(THE INPUT)
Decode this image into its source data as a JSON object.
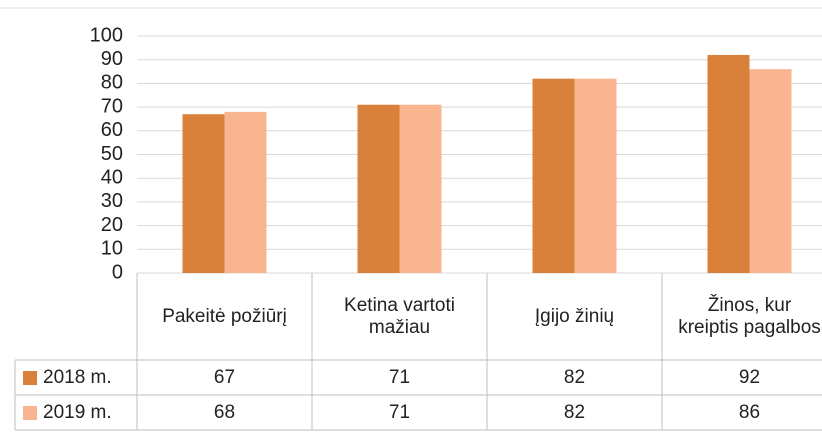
{
  "chart_data": {
    "type": "bar",
    "categories": [
      "Pakeitė požiūrį",
      "Ketina vartoti mažiau",
      "Įgijo žinių",
      "Žinos, kur kreiptis pagalbos"
    ],
    "series": [
      {
        "name": "2018 m.",
        "color": "#d9813b",
        "values": [
          67,
          71,
          82,
          92
        ]
      },
      {
        "name": "2019 m.",
        "color": "#f8b58f",
        "values": [
          68,
          71,
          82,
          86
        ]
      }
    ],
    "ylim": [
      0,
      100
    ],
    "yticks": [
      0,
      10,
      20,
      30,
      40,
      50,
      60,
      70,
      80,
      90,
      100
    ],
    "grid": true,
    "data_table": true
  }
}
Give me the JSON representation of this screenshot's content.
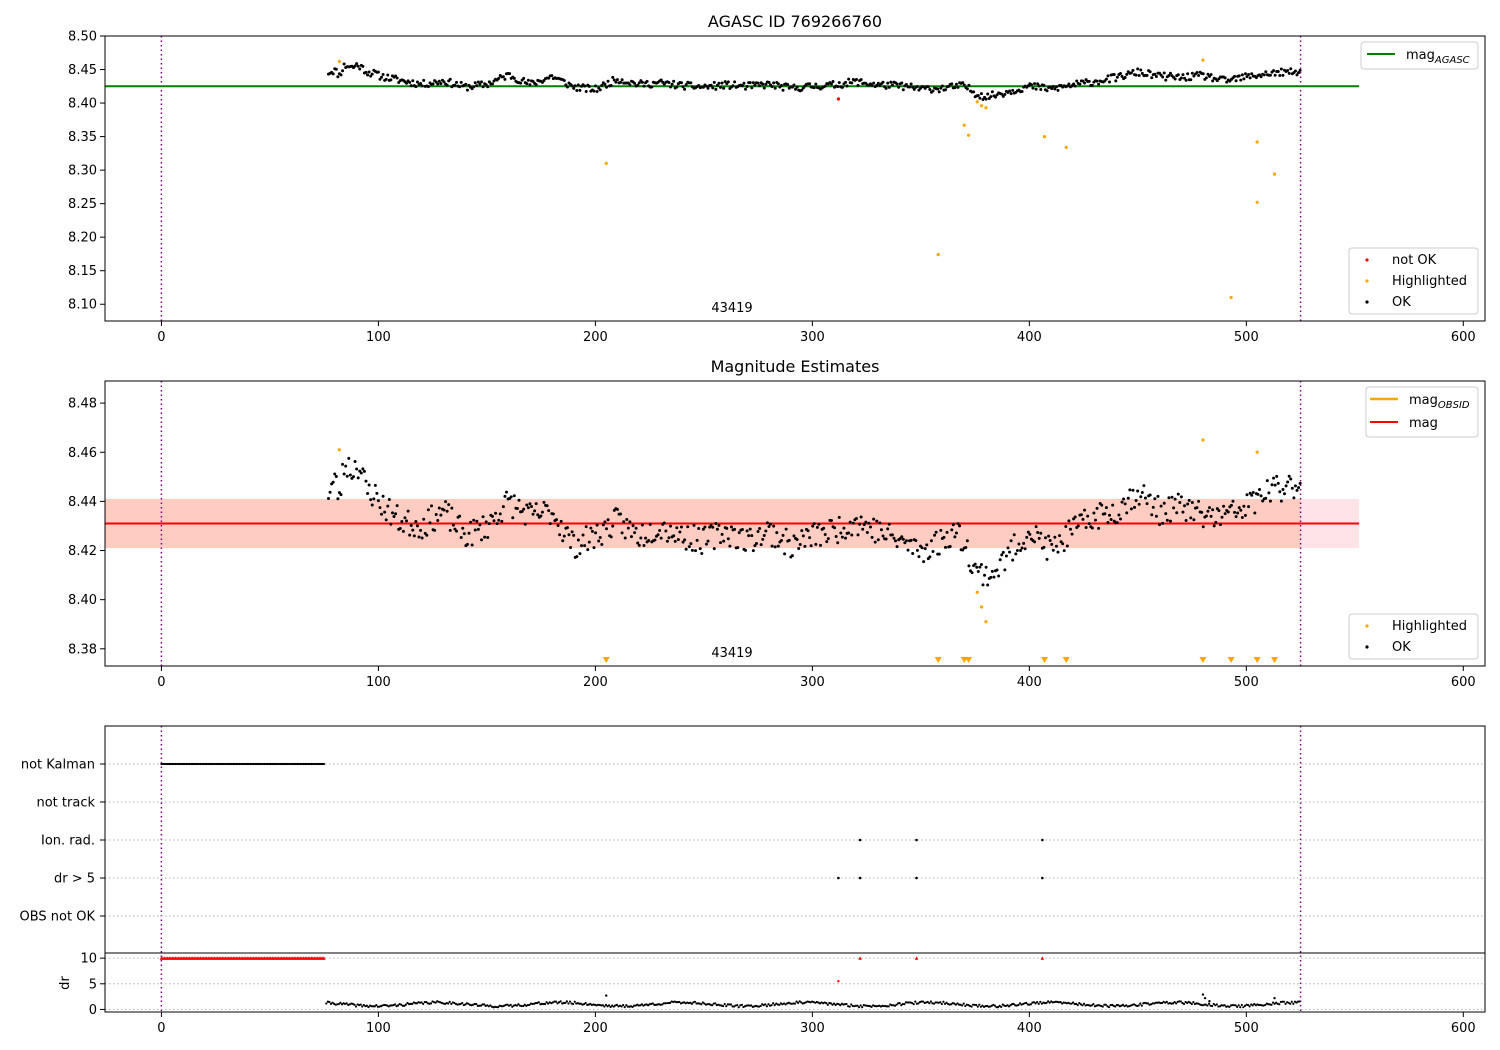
{
  "chart_data": [
    {
      "type": "scatter",
      "title": "AGASC ID 769266760",
      "annotation": "43419",
      "xlim": [
        -26,
        610
      ],
      "ylim": [
        8.075,
        8.5
      ],
      "xticks": [
        0,
        100,
        200,
        300,
        400,
        500,
        600
      ],
      "yticks": [
        8.1,
        8.15,
        8.2,
        8.25,
        8.3,
        8.35,
        8.4,
        8.45,
        8.5
      ],
      "ytick_labels": [
        "8.10",
        "8.15",
        "8.20",
        "8.25",
        "8.30",
        "8.35",
        "8.40",
        "8.45",
        "8.50"
      ],
      "vlines_dotted": [
        0,
        525
      ],
      "hline": {
        "y": 8.425,
        "xmax": 552,
        "color": "#008000"
      },
      "legend_top": {
        "position": "upper right",
        "entries": [
          {
            "label": "mag",
            "sub": "AGASC",
            "color": "#008000",
            "kind": "line"
          }
        ]
      },
      "legend_bottom": {
        "position": "lower right",
        "entries": [
          {
            "label": "not OK",
            "color": "#ff0000",
            "kind": "marker"
          },
          {
            "label": "Highlighted",
            "color": "#ffa500",
            "kind": "marker"
          },
          {
            "label": "OK",
            "color": "#000000",
            "kind": "marker"
          }
        ]
      },
      "ok_segments": [
        {
          "x": [
            77,
            80,
            82,
            84,
            86,
            88,
            90,
            92,
            95,
            100
          ],
          "y": [
            8.446,
            8.449,
            8.441,
            8.455,
            8.456,
            8.453,
            8.457,
            8.454,
            8.446,
            8.443
          ]
        },
        {
          "x": [
            100,
            110,
            120,
            130,
            140,
            150,
            160,
            170,
            180,
            190,
            200,
            210,
            220,
            230,
            240,
            250,
            260,
            270,
            280,
            290,
            300,
            310,
            320,
            330,
            340,
            350,
            360,
            370,
            375,
            380,
            390,
            400,
            410,
            420,
            430,
            440,
            450,
            460,
            470,
            480,
            490,
            500,
            510,
            520,
            525
          ],
          "y": [
            8.441,
            8.434,
            8.428,
            8.433,
            8.424,
            8.428,
            8.442,
            8.428,
            8.44,
            8.424,
            8.42,
            8.436,
            8.428,
            8.43,
            8.426,
            8.424,
            8.427,
            8.425,
            8.428,
            8.422,
            8.425,
            8.427,
            8.432,
            8.427,
            8.426,
            8.421,
            8.422,
            8.426,
            8.415,
            8.409,
            8.417,
            8.425,
            8.421,
            8.427,
            8.432,
            8.438,
            8.446,
            8.44,
            8.438,
            8.441,
            8.433,
            8.439,
            8.444,
            8.446,
            8.445
          ]
        }
      ],
      "not_ok": {
        "x": [
          312
        ],
        "y": [
          8.406
        ]
      },
      "highlighted": {
        "x": [
          82,
          205,
          358,
          370,
          372,
          376,
          378,
          380,
          407,
          417,
          480,
          493,
          505,
          505,
          513
        ],
        "y": [
          8.462,
          8.31,
          8.174,
          8.367,
          8.352,
          8.402,
          8.396,
          8.393,
          8.35,
          8.334,
          8.464,
          8.11,
          8.342,
          8.252,
          8.294
        ]
      },
      "jitter": 0.0055,
      "seed": 11
    },
    {
      "type": "scatter",
      "title": "Magnitude Estimates",
      "annotation": "43419",
      "xlim": [
        -26,
        610
      ],
      "ylim": [
        8.373,
        8.489
      ],
      "xticks": [
        0,
        100,
        200,
        300,
        400,
        500,
        600
      ],
      "yticks": [
        8.38,
        8.4,
        8.42,
        8.44,
        8.46,
        8.48
      ],
      "ytick_labels": [
        "8.38",
        "8.40",
        "8.42",
        "8.44",
        "8.46",
        "8.48"
      ],
      "vlines_dotted": [
        0,
        525
      ],
      "band_outer": {
        "y0": 8.421,
        "y1": 8.441,
        "xmin": -26,
        "xmax": 552,
        "color": "#ffc0cb"
      },
      "band_inner": {
        "y0": 8.421,
        "y1": 8.441,
        "xmin": -26,
        "xmax": 525,
        "color": "#ffa07a"
      },
      "hline": {
        "y": 8.431,
        "xmax": 552,
        "color": "#ff0000"
      },
      "legend_top": {
        "position": "upper right",
        "entries": [
          {
            "label": "mag",
            "sub": "OBSID",
            "color": "#ffa500",
            "kind": "line"
          },
          {
            "label": "mag",
            "sub": "",
            "color": "#ff0000",
            "kind": "line"
          }
        ]
      },
      "legend_bottom": {
        "position": "lower right",
        "entries": [
          {
            "label": "Highlighted",
            "color": "#ffa500",
            "kind": "marker"
          },
          {
            "label": "OK",
            "color": "#000000",
            "kind": "marker"
          }
        ]
      },
      "ok_segments": [
        {
          "x": [
            77,
            80,
            82,
            84,
            86,
            88,
            90,
            92,
            95,
            100
          ],
          "y": [
            8.444,
            8.449,
            8.441,
            8.454,
            8.455,
            8.452,
            8.456,
            8.452,
            8.444,
            8.442
          ]
        },
        {
          "x": [
            100,
            110,
            120,
            130,
            140,
            150,
            160,
            170,
            180,
            190,
            200,
            210,
            220,
            230,
            240,
            250,
            260,
            270,
            280,
            290,
            300,
            310,
            320,
            330,
            340,
            350,
            360,
            365,
            370,
            375,
            380,
            385,
            390,
            400,
            410,
            420,
            430,
            440,
            450,
            460,
            470,
            480,
            490,
            500,
            510,
            520,
            525
          ],
          "y": [
            8.44,
            8.432,
            8.43,
            8.436,
            8.426,
            8.43,
            8.44,
            8.434,
            8.436,
            8.422,
            8.426,
            8.432,
            8.426,
            8.43,
            8.426,
            8.424,
            8.428,
            8.424,
            8.428,
            8.422,
            8.426,
            8.428,
            8.432,
            8.428,
            8.424,
            8.42,
            8.424,
            8.428,
            8.424,
            8.412,
            8.41,
            8.412,
            8.418,
            8.428,
            8.42,
            8.428,
            8.434,
            8.436,
            8.444,
            8.436,
            8.438,
            8.434,
            8.434,
            8.438,
            8.444,
            8.446,
            8.448
          ]
        }
      ],
      "highlighted": {
        "x": [
          82,
          376,
          378,
          380,
          480,
          505
        ],
        "y": [
          8.461,
          8.403,
          8.397,
          8.391,
          8.465,
          8.46
        ]
      },
      "offscale_markers": [
        205,
        358,
        370,
        372,
        407,
        417,
        480,
        493,
        505,
        513
      ],
      "jitter": 0.0055,
      "seed": 23
    },
    {
      "type": "scatter",
      "title": "",
      "xlim": [
        -26,
        610
      ],
      "xticks": [
        0,
        100,
        200,
        300,
        400,
        500,
        600
      ],
      "vlines_dotted": [
        0,
        525
      ],
      "flag_rows": [
        "not Kalman",
        "not track",
        "Ion. rad.",
        "dr > 5",
        "OBS not OK"
      ],
      "flags": {
        "not Kalman": {
          "range": [
            0,
            75
          ]
        },
        "not track": {
          "x": []
        },
        "Ion. rad.": {
          "x": [
            322,
            348,
            406
          ]
        },
        "dr > 5": {
          "x": [
            312,
            322,
            348,
            406
          ]
        },
        "OBS not OK": {
          "x": []
        }
      },
      "dr": {
        "ylabel": "dr",
        "ylim": [
          -0.5,
          11
        ],
        "yticks": [
          0,
          5,
          10
        ],
        "ytick_labels": [
          "0",
          "5",
          "10"
        ],
        "clip_value": 10,
        "clipped_range": [
          0,
          75
        ],
        "clipped_x": [
          322,
          348,
          406
        ],
        "outliers": {
          "x": [
            205,
            312,
            480,
            481,
            483,
            513
          ],
          "y": [
            2.7,
            5.5,
            2.9,
            2.2,
            1.6,
            2.2
          ]
        },
        "baseline": 1.0,
        "x_range": [
          76,
          525
        ]
      }
    }
  ]
}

(REQUIREMENTS) Return only the number of lines in the entries that contain the string "this".

(TASK RESPONSE) 2